> Given records:
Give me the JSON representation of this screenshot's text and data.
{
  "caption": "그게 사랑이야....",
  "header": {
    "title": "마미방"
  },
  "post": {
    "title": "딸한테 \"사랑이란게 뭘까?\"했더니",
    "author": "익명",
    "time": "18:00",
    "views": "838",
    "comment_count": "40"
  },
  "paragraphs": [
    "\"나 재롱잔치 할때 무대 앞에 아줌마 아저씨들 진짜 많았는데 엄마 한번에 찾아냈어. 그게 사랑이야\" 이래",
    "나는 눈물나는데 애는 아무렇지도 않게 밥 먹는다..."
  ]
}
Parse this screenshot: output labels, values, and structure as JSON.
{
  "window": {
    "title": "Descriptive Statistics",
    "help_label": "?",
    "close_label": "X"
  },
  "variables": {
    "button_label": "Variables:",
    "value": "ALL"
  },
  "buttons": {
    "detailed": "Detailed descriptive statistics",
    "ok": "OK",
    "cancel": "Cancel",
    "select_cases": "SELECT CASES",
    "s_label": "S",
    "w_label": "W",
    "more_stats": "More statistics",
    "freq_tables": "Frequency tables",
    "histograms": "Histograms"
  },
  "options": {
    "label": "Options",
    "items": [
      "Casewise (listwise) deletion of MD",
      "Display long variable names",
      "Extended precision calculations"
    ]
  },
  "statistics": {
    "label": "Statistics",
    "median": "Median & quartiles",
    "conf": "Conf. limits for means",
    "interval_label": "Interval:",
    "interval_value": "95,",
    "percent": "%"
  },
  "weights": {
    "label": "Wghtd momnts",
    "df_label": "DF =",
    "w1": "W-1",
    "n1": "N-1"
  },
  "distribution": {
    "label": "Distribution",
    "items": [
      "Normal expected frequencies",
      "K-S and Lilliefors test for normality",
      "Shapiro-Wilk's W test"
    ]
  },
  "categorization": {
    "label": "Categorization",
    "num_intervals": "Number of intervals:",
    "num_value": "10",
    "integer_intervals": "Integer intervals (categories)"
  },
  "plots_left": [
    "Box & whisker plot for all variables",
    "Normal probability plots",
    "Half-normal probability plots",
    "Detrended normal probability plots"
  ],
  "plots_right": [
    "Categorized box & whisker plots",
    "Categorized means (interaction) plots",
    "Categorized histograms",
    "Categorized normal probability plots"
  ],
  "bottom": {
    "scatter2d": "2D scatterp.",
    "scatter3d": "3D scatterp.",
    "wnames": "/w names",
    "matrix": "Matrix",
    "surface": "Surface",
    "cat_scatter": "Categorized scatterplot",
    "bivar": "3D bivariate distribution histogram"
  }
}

> Given task: Return the entries above exactly, each one complete.

> Answer to the exercise:
Give me the JSON representation of this screenshot's text and data.
{
  "caption": "그게 사랑이야....",
  "header": {
    "title": "마미방"
  },
  "post": {
    "title": "딸한테 \"사랑이란게 뭘까?\"했더니",
    "author": "익명",
    "time": "18:00",
    "views": "838",
    "comment_count": "40"
  },
  "paragraphs": [
    "\"나 재롱잔치 할때 무대 앞에 아줌마 아저씨들 진짜 많았는데 엄마 한번에 찾아냈어. 그게 사랑이야\" 이래",
    "나는 눈물나는데 애는 아무렇지도 않게 밥 먹는다..."
  ]
}
Parse this screenshot: output labels, values, and structure as JSON.
{
  "window": {
    "title": "Descriptive Statistics",
    "help_label": "?",
    "close_label": "X"
  },
  "variables": {
    "button_label": "Variables:",
    "value": "ALL"
  },
  "buttons": {
    "detailed": "Detailed descriptive statistics",
    "ok": "OK",
    "cancel": "Cancel",
    "select_cases": "SELECT CASES",
    "s_label": "S",
    "w_label": "W",
    "more_stats": "More statistics",
    "freq_tables": "Frequency tables",
    "histograms": "Histograms"
  },
  "options": {
    "label": "Options",
    "items": [
      "Casewise (listwise) deletion of MD",
      "Display long variable names",
      "Extended precision calculations"
    ]
  },
  "statistics": {
    "label": "Statistics",
    "median": "Median & quartiles",
    "conf": "Conf. limits for means",
    "interval_label": "Interval:",
    "interval_value": "95,",
    "percent": "%"
  },
  "weights": {
    "label": "Wghtd momnts",
    "df_label": "DF =",
    "w1": "W-1",
    "n1": "N-1"
  },
  "distribution": {
    "label": "Distribution",
    "items": [
      "Normal expected frequencies",
      "K-S and Lilliefors test for normality",
      "Shapiro-Wilk's W test"
    ]
  },
  "categorization": {
    "label": "Categorization",
    "num_intervals": "Number of intervals:",
    "num_value": "10",
    "integer_intervals": "Integer intervals (categories)"
  },
  "plots_left": [
    "Box & whisker plot for all variables",
    "Normal probability plots",
    "Half-normal probability plots",
    "Detrended normal probability plots"
  ],
  "plots_right": [
    "Categorized box & whisker plots",
    "Categorized means (interaction) plots",
    "Categorized histograms",
    "Categorized normal probability plots"
  ],
  "bottom": {
    "scatter2d": "2D scatterp.",
    "scatter3d": "3D scatterp.",
    "wnames": "/w names",
    "matrix": "Matrix",
    "surface": "Surface",
    "cat_scatter": "Categorized scatterplot",
    "bivar": "3D bivariate distribution histogram"
  }
}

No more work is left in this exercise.